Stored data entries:
.....
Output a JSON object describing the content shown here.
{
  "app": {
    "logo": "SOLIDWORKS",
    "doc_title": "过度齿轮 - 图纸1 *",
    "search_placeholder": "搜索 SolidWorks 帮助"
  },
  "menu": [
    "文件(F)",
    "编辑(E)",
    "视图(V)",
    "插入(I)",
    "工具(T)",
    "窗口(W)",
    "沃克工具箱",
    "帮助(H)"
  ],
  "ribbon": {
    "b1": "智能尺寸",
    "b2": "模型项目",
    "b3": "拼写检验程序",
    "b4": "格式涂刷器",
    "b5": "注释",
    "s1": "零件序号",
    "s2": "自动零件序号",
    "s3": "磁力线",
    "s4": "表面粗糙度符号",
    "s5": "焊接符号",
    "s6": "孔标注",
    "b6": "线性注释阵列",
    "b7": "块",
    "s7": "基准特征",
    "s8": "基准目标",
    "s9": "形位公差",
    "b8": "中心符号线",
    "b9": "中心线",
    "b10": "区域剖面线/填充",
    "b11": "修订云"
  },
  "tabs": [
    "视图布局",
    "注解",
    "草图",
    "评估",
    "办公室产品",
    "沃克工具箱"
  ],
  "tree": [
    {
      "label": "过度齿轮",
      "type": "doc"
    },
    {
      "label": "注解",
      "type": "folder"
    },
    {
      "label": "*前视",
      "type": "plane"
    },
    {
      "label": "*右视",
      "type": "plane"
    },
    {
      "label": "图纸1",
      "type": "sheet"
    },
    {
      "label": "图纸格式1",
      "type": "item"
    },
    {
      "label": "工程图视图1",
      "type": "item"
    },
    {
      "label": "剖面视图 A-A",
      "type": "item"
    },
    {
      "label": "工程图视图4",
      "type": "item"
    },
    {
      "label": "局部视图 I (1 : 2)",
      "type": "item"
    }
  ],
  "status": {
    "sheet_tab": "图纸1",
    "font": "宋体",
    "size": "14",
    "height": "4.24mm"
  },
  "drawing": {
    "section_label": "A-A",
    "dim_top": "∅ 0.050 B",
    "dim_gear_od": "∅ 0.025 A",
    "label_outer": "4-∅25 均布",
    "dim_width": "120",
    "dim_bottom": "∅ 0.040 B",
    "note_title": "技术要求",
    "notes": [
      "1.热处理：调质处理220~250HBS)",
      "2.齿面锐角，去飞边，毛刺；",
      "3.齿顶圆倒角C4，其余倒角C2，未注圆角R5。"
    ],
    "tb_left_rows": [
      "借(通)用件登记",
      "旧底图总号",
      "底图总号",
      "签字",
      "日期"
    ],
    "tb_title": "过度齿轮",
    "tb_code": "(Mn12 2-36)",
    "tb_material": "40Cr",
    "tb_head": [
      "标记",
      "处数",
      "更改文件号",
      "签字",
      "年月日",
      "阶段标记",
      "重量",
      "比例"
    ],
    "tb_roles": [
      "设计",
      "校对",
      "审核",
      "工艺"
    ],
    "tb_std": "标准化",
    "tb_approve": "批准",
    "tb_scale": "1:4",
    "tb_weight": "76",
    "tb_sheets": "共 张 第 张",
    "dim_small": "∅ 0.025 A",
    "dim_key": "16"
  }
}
.....
• [DESCRIPTION OF THE TASK] Write the listing out again, exactly as shown above.

• [RESULT FOR THIS TASK]
Output a JSON object describing the content shown here.
{
  "app": {
    "logo": "SOLIDWORKS",
    "doc_title": "过度齿轮 - 图纸1 *",
    "search_placeholder": "搜索 SolidWorks 帮助"
  },
  "menu": [
    "文件(F)",
    "编辑(E)",
    "视图(V)",
    "插入(I)",
    "工具(T)",
    "窗口(W)",
    "沃克工具箱",
    "帮助(H)"
  ],
  "ribbon": {
    "b1": "智能尺寸",
    "b2": "模型项目",
    "b3": "拼写检验程序",
    "b4": "格式涂刷器",
    "b5": "注释",
    "s1": "零件序号",
    "s2": "自动零件序号",
    "s3": "磁力线",
    "s4": "表面粗糙度符号",
    "s5": "焊接符号",
    "s6": "孔标注",
    "b6": "线性注释阵列",
    "b7": "块",
    "s7": "基准特征",
    "s8": "基准目标",
    "s9": "形位公差",
    "b8": "中心符号线",
    "b9": "中心线",
    "b10": "区域剖面线/填充",
    "b11": "修订云"
  },
  "tabs": [
    "视图布局",
    "注解",
    "草图",
    "评估",
    "办公室产品",
    "沃克工具箱"
  ],
  "tree": [
    {
      "label": "过度齿轮",
      "type": "doc"
    },
    {
      "label": "注解",
      "type": "folder"
    },
    {
      "label": "*前视",
      "type": "plane"
    },
    {
      "label": "*右视",
      "type": "plane"
    },
    {
      "label": "图纸1",
      "type": "sheet"
    },
    {
      "label": "图纸格式1",
      "type": "item"
    },
    {
      "label": "工程图视图1",
      "type": "item"
    },
    {
      "label": "剖面视图 A-A",
      "type": "item"
    },
    {
      "label": "工程图视图4",
      "type": "item"
    },
    {
      "label": "局部视图 I (1 : 2)",
      "type": "item"
    }
  ],
  "status": {
    "sheet_tab": "图纸1",
    "font": "宋体",
    "size": "14",
    "height": "4.24mm"
  },
  "drawing": {
    "section_label": "A-A",
    "dim_top": "∅ 0.050 B",
    "dim_gear_od": "∅ 0.025 A",
    "label_outer": "4-∅25 均布",
    "dim_width": "120",
    "dim_bottom": "∅ 0.040 B",
    "note_title": "技术要求",
    "notes": [
      "1.热处理：调质处理220~250HBS)",
      "2.齿面锐角，去飞边，毛刺；",
      "3.齿顶圆倒角C4，其余倒角C2，未注圆角R5。"
    ],
    "tb_left_rows": [
      "借(通)用件登记",
      "旧底图总号",
      "底图总号",
      "签字",
      "日期"
    ],
    "tb_title": "过度齿轮",
    "tb_code": "(Mn12 2-36)",
    "tb_material": "40Cr",
    "tb_head": [
      "标记",
      "处数",
      "更改文件号",
      "签字",
      "年月日",
      "阶段标记",
      "重量",
      "比例"
    ],
    "tb_roles": [
      "设计",
      "校对",
      "审核",
      "工艺"
    ],
    "tb_std": "标准化",
    "tb_approve": "批准",
    "tb_scale": "1:4",
    "tb_weight": "76",
    "tb_sheets": "共 张 第 张",
    "dim_small": "∅ 0.025 A",
    "dim_key": "16"
  }
}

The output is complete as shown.